:: Recorded information ::
=======

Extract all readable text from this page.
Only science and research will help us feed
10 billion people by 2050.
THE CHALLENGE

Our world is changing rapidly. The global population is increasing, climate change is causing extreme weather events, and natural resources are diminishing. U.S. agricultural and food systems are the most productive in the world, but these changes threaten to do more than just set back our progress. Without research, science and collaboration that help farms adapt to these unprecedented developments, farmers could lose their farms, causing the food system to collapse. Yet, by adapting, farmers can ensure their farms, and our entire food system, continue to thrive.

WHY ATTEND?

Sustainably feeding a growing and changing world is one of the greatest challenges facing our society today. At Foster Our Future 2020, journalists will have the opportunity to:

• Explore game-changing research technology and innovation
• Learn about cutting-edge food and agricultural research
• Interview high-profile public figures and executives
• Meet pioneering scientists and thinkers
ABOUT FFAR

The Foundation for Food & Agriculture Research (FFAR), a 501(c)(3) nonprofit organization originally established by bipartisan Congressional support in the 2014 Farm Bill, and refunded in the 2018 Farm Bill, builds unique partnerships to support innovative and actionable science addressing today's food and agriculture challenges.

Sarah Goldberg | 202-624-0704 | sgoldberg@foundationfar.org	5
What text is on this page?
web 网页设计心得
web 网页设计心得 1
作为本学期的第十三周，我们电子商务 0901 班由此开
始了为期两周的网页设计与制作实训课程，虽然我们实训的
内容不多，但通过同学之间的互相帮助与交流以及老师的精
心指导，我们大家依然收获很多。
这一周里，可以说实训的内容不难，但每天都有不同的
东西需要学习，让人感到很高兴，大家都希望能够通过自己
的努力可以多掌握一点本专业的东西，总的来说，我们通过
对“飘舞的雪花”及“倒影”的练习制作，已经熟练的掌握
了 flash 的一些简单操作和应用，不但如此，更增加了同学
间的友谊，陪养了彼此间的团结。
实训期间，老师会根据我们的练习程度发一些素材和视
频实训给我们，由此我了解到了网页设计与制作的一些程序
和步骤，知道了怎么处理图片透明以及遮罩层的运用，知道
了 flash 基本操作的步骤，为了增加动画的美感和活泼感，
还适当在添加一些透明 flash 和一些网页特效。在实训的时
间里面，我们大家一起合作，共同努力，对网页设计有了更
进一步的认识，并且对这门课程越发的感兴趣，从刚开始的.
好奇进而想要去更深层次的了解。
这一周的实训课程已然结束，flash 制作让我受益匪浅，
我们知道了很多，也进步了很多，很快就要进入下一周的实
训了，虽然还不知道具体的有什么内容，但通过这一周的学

=======

:: Exercise prompt ::
Without leaving anything out, quote all the data.

:: Solution for this problem ::
Extract all readable text from this page.
Only science and research will help us feed
10 billion people by 2050.
THE CHALLENGE

Our world is changing rapidly. The global population is increasing, climate change is causing extreme weather events, and natural resources are diminishing. U.S. agricultural and food systems are the most productive in the world, but these changes threaten to do more than just set back our progress. Without research, science and collaboration that help farms adapt to these unprecedented developments, farmers could lose their farms, causing the food system to collapse. Yet, by adapting, farmers can ensure their farms, and our entire food system, continue to thrive.

WHY ATTEND?

Sustainably feeding a growing and changing world is one of the greatest challenges facing our society today. At Foster Our Future 2020, journalists will have the opportunity to:

• Explore game-changing research technology and innovation
• Learn about cutting-edge food and agricultural research
• Interview high-profile public figures and executives
• Meet pioneering scientists and thinkers
ABOUT FFAR

The Foundation for Food & Agriculture Research (FFAR), a 501(c)(3) nonprofit organization originally established by bipartisan Congressional support in the 2014 Farm Bill, and refunded in the 2018 Farm Bill, builds unique partnerships to support innovative and actionable science addressing today's food and agriculture challenges.

Sarah Goldberg | 202-624-0704 | sgoldberg@foundationfar.org	5
What text is on this page?
web 网页设计心得
web 网页设计心得 1
作为本学期的第十三周，我们电子商务 0901 班由此开
始了为期两周的网页设计与制作实训课程，虽然我们实训的
内容不多，但通过同学之间的互相帮助与交流以及老师的精
心指导，我们大家依然收获很多。
这一周里，可以说实训的内容不难，但每天都有不同的
东西需要学习，让人感到很高兴，大家都希望能够通过自己
的努力可以多掌握一点本专业的东西，总的来说，我们通过
对“飘舞的雪花”及“倒影”的练习制作，已经熟练的掌握
了 flash 的一些简单操作和应用，不但如此，更增加了同学
间的友谊，陪养了彼此间的团结。
实训期间，老师会根据我们的练习程度发一些素材和视
频实训给我们，由此我了解到了网页设计与制作的一些程序
和步骤，知道了怎么处理图片透明以及遮罩层的运用，知道
了 flash 基本操作的步骤，为了增加动画的美感和活泼感，
还适当在添加一些透明 flash 和一些网页特效。在实训的时
间里面，我们大家一起合作，共同努力，对网页设计有了更
进一步的认识，并且对这门课程越发的感兴趣，从刚开始的.
好奇进而想要去更深层次的了解。
这一周的实训课程已然结束，flash 制作让我受益匪浅，
我们知道了很多，也进步了很多，很快就要进入下一周的实
训了，虽然还不知道具体的有什么内容，但通过这一周的学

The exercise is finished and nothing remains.